Texto dado -
Economia

Banco Central Europeu repreende severamente governo espanhol por causa de imposto sobre lucros extraordinários

13 novembro 2022 23:12

Ángel Luis de la Calle

Ángel Luis de la Calle

Correspondente em Madrid

Pedro Sánchez, primeiro-ministro de Espanha

europa press news

O Governo espanhol quer criar um novo imposto sobre a banca, mas o BCE considera que não foi suficientemente estudado

13 novembro 2022 23:12

Ángel Luis de la Calle

Ángel Luis de la Calle

Correspondente em Madrid

Há uma discordância grave entre o Governo espanhol e o Banco Central Europeu (BCE). Este organismo regulador emitiu um parecer não-vinculativo no qual lança sé­rios avisos sobre o imposto que o Governo espanhol tencio­na impor às margens de juro e comissões das principais instituições financeiras do país. Considera que o imposto não foi suficientemente estudado, que poderá tornar o financiamento mais caro, restringir o crédito e colocar em risco a solvabilidade dos bancos. O parecer do regulador europeu, que é subscrito por todos os seus conselheiros, caiu como um balde de água fria no seio do gabinete ministerial e especialmente no Presidente, o socialista Pedro Sánchez. O político espanhol centrou as suas críticas no vice-presidente do BCE, o espanhol Luis de Guindos, que foi ministro da Economia nos Governos conservadores liderados por Maria­no Rajoy e a quem é atribuída a iniciativa do parecer.

Listagem de dados -
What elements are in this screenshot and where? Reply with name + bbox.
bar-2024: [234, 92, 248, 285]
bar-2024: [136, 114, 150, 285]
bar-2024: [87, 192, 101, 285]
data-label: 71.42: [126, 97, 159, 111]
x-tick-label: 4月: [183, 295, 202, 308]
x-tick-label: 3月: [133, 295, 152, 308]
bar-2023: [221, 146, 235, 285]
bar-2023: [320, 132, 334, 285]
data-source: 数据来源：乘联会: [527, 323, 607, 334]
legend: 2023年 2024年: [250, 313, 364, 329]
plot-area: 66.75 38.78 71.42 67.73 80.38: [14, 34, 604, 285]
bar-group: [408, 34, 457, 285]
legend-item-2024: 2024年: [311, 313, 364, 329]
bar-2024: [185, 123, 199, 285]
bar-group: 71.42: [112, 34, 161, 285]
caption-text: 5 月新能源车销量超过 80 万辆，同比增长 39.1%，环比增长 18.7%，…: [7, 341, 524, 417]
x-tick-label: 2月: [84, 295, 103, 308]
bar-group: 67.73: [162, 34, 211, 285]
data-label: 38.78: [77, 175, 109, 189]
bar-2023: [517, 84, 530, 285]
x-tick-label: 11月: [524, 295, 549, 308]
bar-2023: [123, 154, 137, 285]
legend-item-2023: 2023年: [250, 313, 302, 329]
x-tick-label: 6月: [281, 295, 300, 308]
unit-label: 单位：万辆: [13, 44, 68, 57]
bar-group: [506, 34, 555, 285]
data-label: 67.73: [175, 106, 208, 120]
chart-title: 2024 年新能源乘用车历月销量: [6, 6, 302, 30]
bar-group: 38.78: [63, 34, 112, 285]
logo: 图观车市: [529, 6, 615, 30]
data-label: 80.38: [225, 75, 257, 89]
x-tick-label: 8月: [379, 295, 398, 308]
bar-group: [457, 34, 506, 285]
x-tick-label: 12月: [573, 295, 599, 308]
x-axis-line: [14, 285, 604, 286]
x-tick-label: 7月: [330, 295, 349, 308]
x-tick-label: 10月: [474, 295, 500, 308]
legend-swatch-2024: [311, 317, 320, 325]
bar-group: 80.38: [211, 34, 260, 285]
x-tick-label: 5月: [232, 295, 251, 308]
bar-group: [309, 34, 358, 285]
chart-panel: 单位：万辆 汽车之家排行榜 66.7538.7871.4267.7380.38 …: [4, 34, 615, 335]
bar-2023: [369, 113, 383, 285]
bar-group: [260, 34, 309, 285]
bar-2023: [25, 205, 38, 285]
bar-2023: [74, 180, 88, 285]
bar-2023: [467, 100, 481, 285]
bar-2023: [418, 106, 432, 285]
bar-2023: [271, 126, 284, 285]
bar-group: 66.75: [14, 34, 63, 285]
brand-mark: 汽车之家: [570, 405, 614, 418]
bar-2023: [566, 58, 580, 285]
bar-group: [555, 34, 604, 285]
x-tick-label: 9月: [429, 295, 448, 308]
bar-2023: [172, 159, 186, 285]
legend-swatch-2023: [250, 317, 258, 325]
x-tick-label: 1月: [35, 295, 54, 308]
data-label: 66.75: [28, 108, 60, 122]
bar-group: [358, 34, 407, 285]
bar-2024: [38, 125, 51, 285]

Lista de tarefas -
[1] Segundo o texto sobre o imposto espanhol, a quem é atribuída a iniciativa do parecer do BCE?
[2] Diga se cada afirmação concorda com o texto sobre o imposto espanhol, respondendo sim ou não e citando as palavras do texto que o decidem:
(a) O parecer do BCE é vinculativo.
(b) O parecer é subscrito por todos os conselheiros do BCE.
(c) Luis de Guindos foi ministro da Economia em Governos socialistas.
[3] Escreva a continuação do texto sobre o imposto espanhol a partir da sua última frase.

Respostas escritas -
[1] Ao vice-presidente do BCE, o espanhol Luis de Guindos.

[2]
(a) Não: "emitiu um parecer não-vinculativo".
(b) Sim: "que é subscrito por todos os seus conselheiros".
(c) Não: "foi ministro da Economia nos Governos conservadores".

[3]
Sánchez ridicularizou De Guindos, “o artífice do salvamento do sector financeiro espanhol que disse que não ia custar um cêntimo ao contribuinte” e que acabou por forçar o desembolso de quase €60 mil milhões de fundos públicos, dos quais apenas €10 mil milhões foram recuperados, como explicou o Presidente espanhol no final da cimeira hispano-portuguesa em Viana do Castelo, na semana passada. “Estamos muito gratos pelos vossos conselhos, mas vamos seguir em frente”, disse o Presidente espanhol.